Excerpted data:
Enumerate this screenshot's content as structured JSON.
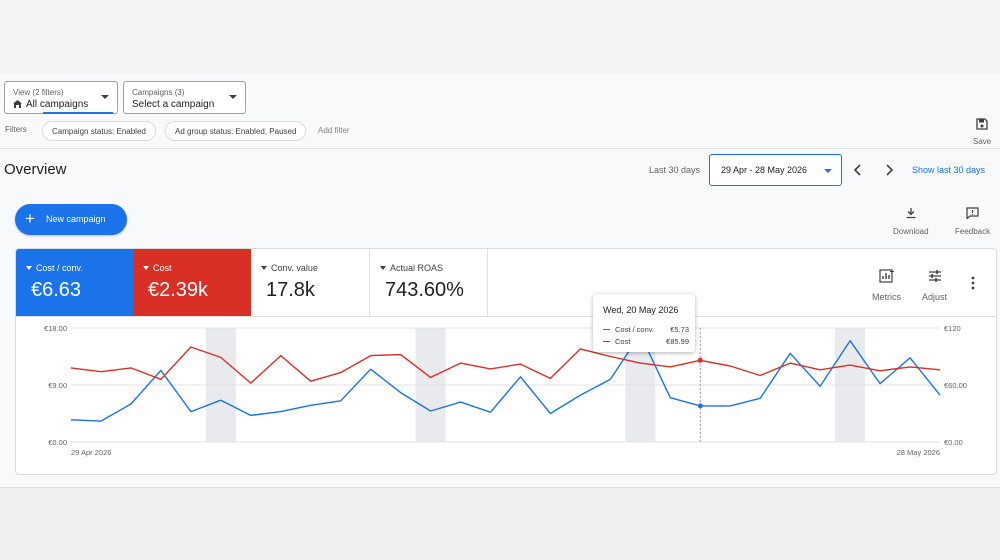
{
  "view_selector": {
    "caption": "View (2 filters)",
    "value": "All campaigns"
  },
  "campaign_selector": {
    "caption": "Campaigns (3)",
    "value": "Select a campaign"
  },
  "filters": {
    "label": "Filters",
    "chips": [
      "Campaign status: Enabled",
      "Ad group status: Enabled, Paused"
    ],
    "add_label": "Add filter"
  },
  "save_label": "Save",
  "overview": {
    "title": "Overview",
    "range_label": "Last 30 days",
    "date_range": "29 Apr - 28 May 2026",
    "show_last": "Show last 30 days",
    "new_campaign_label": "New campaign",
    "download_label": "Download",
    "feedback_label": "Feedback"
  },
  "metrics": [
    {
      "label": "Cost / conv.",
      "value": "€6.63",
      "color": "#1a73e8"
    },
    {
      "label": "Cost",
      "value": "€2.39k",
      "color": "#d93025"
    },
    {
      "label": "Conv. value",
      "value": "17.8k"
    },
    {
      "label": "Actual ROAS",
      "value": "743.60%"
    }
  ],
  "card_tools": {
    "metrics_label": "Metrics",
    "adjust_label": "Adjust"
  },
  "tooltip": {
    "date": "Wed, 20 May 2026",
    "rows": [
      {
        "label": "Cost / conv.",
        "value": "€5.73",
        "color": "#1a73e8"
      },
      {
        "label": "Cost",
        "value": "€85.99",
        "color": "#d93025"
      }
    ]
  },
  "chart_data": {
    "type": "line",
    "x_start_label": "29 Apr 2026",
    "x_end_label": "28 May 2026",
    "left_axis": {
      "ticks": [
        "€18.00",
        "€9.00",
        "€0.00"
      ],
      "range": [
        0,
        18
      ]
    },
    "right_axis": {
      "ticks": [
        "€120",
        "€60.00",
        "€0.00"
      ],
      "range": [
        0,
        120
      ]
    },
    "weekend_bands": [
      [
        5,
        6
      ],
      [
        12,
        13
      ],
      [
        19,
        20
      ],
      [
        26,
        27
      ]
    ],
    "highlight_index": 21,
    "series": [
      {
        "name": "Cost / conv.",
        "axis": "left",
        "color": "#1a73e8",
        "values": [
          3.5,
          3.3,
          6.0,
          11.3,
          4.8,
          6.6,
          4.2,
          4.8,
          5.8,
          6.5,
          11.5,
          7.8,
          4.9,
          6.3,
          4.7,
          10.3,
          4.5,
          7.4,
          9.9,
          17.0,
          7.0,
          5.7,
          5.7,
          6.9,
          14.0,
          8.8,
          16.0,
          9.2,
          13.3,
          7.4
        ]
      },
      {
        "name": "Cost",
        "axis": "right",
        "color": "#d93025",
        "values": [
          78,
          74,
          78,
          66,
          100,
          89,
          62,
          91,
          64,
          73,
          91,
          92,
          68,
          83,
          77,
          82,
          67,
          98,
          90,
          83,
          79,
          86,
          80,
          70,
          83,
          76,
          81,
          75,
          79,
          76
        ]
      }
    ]
  }
}
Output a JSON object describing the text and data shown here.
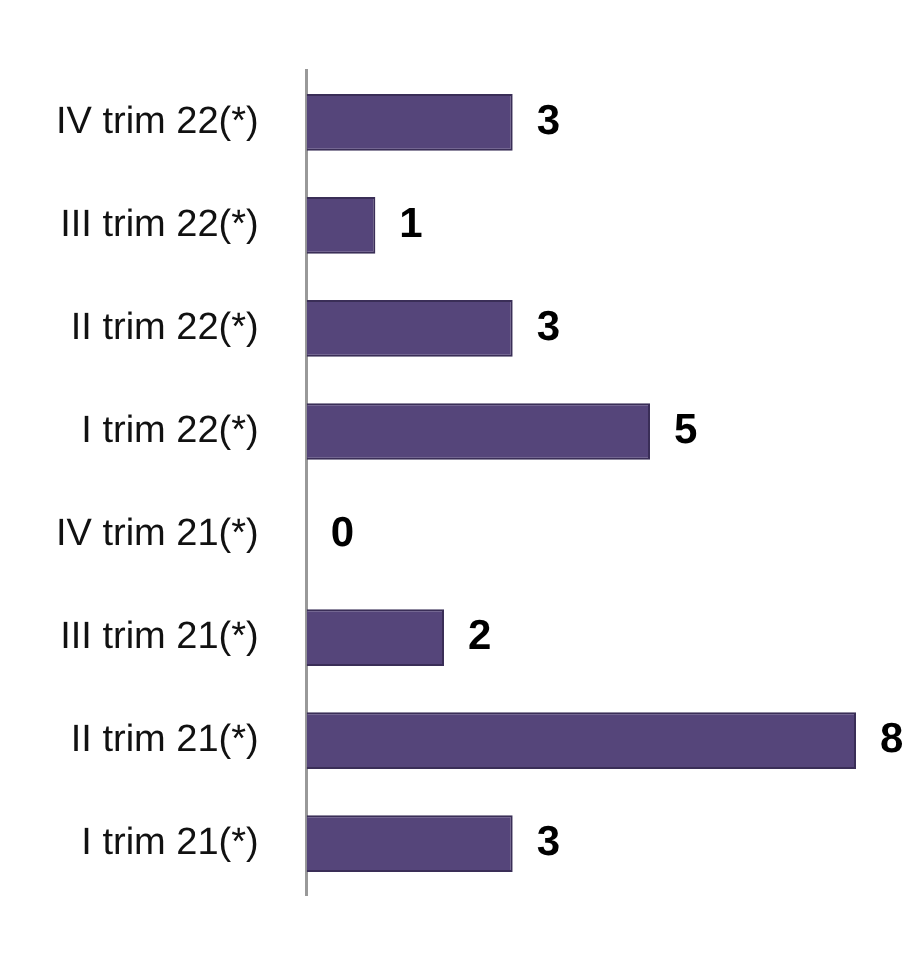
{
  "chart_data": {
    "type": "bar",
    "orientation": "horizontal",
    "categories": [
      "IV trim 22(*)",
      "III trim 22(*)",
      "II trim 22(*)",
      "I trim 22(*)",
      "IV trim 21(*)",
      "III trim 21(*)",
      "II trim 21(*)",
      "I trim 21(*)"
    ],
    "values": [
      3,
      1,
      3,
      5,
      0,
      2,
      8,
      3
    ],
    "color": "#55457a",
    "data_labels": true,
    "legend": false
  }
}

Exercise task:
Every record above should be transcribed exactly; the pictures stay out of the copy.

Solution:
Enumerate this screenshot's content as structured JSON.
{
  "view_selector": {
    "caption": "View (2 filters)",
    "value": "All campaigns"
  },
  "campaign_selector": {
    "caption": "Campaigns (3)",
    "value": "Select a campaign"
  },
  "filters": {
    "label": "Filters",
    "chips": [
      "Campaign status: Enabled",
      "Ad group status: Enabled, Paused"
    ],
    "add_label": "Add filter"
  },
  "save_label": "Save",
  "overview": {
    "title": "Overview",
    "range_label": "Last 30 days",
    "date_range": "29 Apr - 28 May 2026",
    "show_last": "Show last 30 days",
    "new_campaign_label": "New campaign",
    "download_label": "Download",
    "feedback_label": "Feedback"
  },
  "metrics": [
    {
      "label": "Cost / conv.",
      "value": "€6.63",
      "color": "#1a73e8"
    },
    {
      "label": "Cost",
      "value": "€2.39k",
      "color": "#d93025"
    },
    {
      "label": "Conv. value",
      "value": "17.8k"
    },
    {
      "label": "Actual ROAS",
      "value": "743.60%"
    }
  ],
  "card_tools": {
    "metrics_label": "Metrics",
    "adjust_label": "Adjust"
  },
  "tooltip": {
    "date": "Wed, 20 May 2026",
    "rows": [
      {
        "label": "Cost / conv.",
        "value": "€5.73",
        "color": "#1a73e8"
      },
      {
        "label": "Cost",
        "value": "€85.99",
        "color": "#d93025"
      }
    ]
  },
  "chart_data": {
    "type": "line",
    "x_start_label": "29 Apr 2026",
    "x_end_label": "28 May 2026",
    "left_axis": {
      "ticks": [
        "€18.00",
        "€9.00",
        "€0.00"
      ],
      "range": [
        0,
        18
      ]
    },
    "right_axis": {
      "ticks": [
        "€120",
        "€60.00",
        "€0.00"
      ],
      "range": [
        0,
        120
      ]
    },
    "weekend_bands": [
      [
        5,
        6
      ],
      [
        12,
        13
      ],
      [
        19,
        20
      ],
      [
        26,
        27
      ]
    ],
    "highlight_index": 21,
    "series": [
      {
        "name": "Cost / conv.",
        "axis": "left",
        "color": "#1a73e8",
        "values": [
          3.5,
          3.3,
          6.0,
          11.3,
          4.8,
          6.6,
          4.2,
          4.8,
          5.8,
          6.5,
          11.5,
          7.8,
          4.9,
          6.3,
          4.7,
          10.3,
          4.5,
          7.4,
          9.9,
          17.0,
          7.0,
          5.7,
          5.7,
          6.9,
          14.0,
          8.8,
          16.0,
          9.2,
          13.3,
          7.4
        ]
      },
      {
        "name": "Cost",
        "axis": "right",
        "color": "#d93025",
        "values": [
          78,
          74,
          78,
          66,
          100,
          89,
          62,
          91,
          64,
          73,
          91,
          92,
          68,
          83,
          77,
          82,
          67,
          98,
          90,
          83,
          79,
          86,
          80,
          70,
          83,
          76,
          81,
          75,
          79,
          76
        ]
      }
    ]
  }
}
Output a JSON object describing the text and data shown here.
{
  "chart_data": {
    "type": "bar",
    "orientation": "horizontal",
    "categories": [
      "IV trim 22(*)",
      "III trim 22(*)",
      "II trim 22(*)",
      "I trim 22(*)",
      "IV trim 21(*)",
      "III trim 21(*)",
      "II trim 21(*)",
      "I trim 21(*)"
    ],
    "values": [
      3,
      1,
      3,
      5,
      0,
      2,
      8,
      3
    ],
    "color": "#55457a",
    "data_labels": true,
    "legend": false
  }
}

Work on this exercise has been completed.